What is needed: Each line below that contains "PRESENTACIONES" counts once; report the total and nothing more.

........

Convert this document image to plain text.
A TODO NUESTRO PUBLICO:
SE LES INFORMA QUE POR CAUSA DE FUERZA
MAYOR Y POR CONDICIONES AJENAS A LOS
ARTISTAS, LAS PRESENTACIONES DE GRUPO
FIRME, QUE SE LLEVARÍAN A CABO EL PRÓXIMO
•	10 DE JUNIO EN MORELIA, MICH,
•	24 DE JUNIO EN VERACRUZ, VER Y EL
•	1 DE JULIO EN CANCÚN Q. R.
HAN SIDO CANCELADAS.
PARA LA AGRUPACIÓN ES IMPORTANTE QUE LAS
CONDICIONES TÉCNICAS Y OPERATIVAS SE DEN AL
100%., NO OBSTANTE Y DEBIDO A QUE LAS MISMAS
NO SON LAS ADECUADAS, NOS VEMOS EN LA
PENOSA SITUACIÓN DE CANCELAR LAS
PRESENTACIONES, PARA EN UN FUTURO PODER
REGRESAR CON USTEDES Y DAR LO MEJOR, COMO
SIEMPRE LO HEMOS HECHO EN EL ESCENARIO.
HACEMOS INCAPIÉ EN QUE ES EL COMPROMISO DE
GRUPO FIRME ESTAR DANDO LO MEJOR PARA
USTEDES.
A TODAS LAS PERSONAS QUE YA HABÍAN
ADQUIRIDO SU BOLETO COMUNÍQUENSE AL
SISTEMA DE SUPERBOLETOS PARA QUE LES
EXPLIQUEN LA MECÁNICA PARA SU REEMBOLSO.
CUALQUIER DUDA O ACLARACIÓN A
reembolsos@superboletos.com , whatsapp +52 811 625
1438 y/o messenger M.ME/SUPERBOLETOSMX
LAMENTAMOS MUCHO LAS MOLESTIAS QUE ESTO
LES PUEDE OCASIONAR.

........

Output below: 2